* [Given exercise]: Scan the data below and pick out the lines containing the word "является".

* [Provided data]:
◆ ◆ ◆ ◆
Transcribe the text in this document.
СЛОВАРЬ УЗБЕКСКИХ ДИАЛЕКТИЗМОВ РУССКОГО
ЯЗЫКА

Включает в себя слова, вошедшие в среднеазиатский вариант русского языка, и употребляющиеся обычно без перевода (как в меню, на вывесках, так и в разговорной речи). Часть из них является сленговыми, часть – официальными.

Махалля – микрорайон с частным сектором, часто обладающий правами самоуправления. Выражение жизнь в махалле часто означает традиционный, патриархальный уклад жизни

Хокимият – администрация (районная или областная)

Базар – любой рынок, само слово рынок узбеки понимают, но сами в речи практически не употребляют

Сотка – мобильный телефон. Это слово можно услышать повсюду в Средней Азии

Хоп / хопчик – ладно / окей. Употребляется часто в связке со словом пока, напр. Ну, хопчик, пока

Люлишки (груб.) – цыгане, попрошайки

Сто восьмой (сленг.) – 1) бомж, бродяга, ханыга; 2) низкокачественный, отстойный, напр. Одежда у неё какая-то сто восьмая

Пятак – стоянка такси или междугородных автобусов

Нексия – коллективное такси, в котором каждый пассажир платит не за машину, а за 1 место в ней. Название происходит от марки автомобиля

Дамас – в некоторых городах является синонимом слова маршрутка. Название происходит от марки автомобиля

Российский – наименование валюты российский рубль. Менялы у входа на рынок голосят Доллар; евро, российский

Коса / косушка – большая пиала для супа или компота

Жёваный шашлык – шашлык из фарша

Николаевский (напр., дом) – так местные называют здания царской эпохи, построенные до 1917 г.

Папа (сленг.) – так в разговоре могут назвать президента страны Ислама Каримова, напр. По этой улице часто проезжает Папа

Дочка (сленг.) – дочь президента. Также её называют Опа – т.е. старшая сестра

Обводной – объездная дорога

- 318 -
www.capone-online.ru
◆ ◆ ◆ ◆
* [Answer for the task]:
Включает в себя слова, вошедшие в среднеазиатский вариант русского языка, и употребляющиеся обычно без перевода (как в меню, на вывесках, так и в разговорной речи). Часть из них является сленговыми, часть – официальными.
Дамас – в некоторых городах является синонимом слова маршрутка. Название происходит от марки автомобиля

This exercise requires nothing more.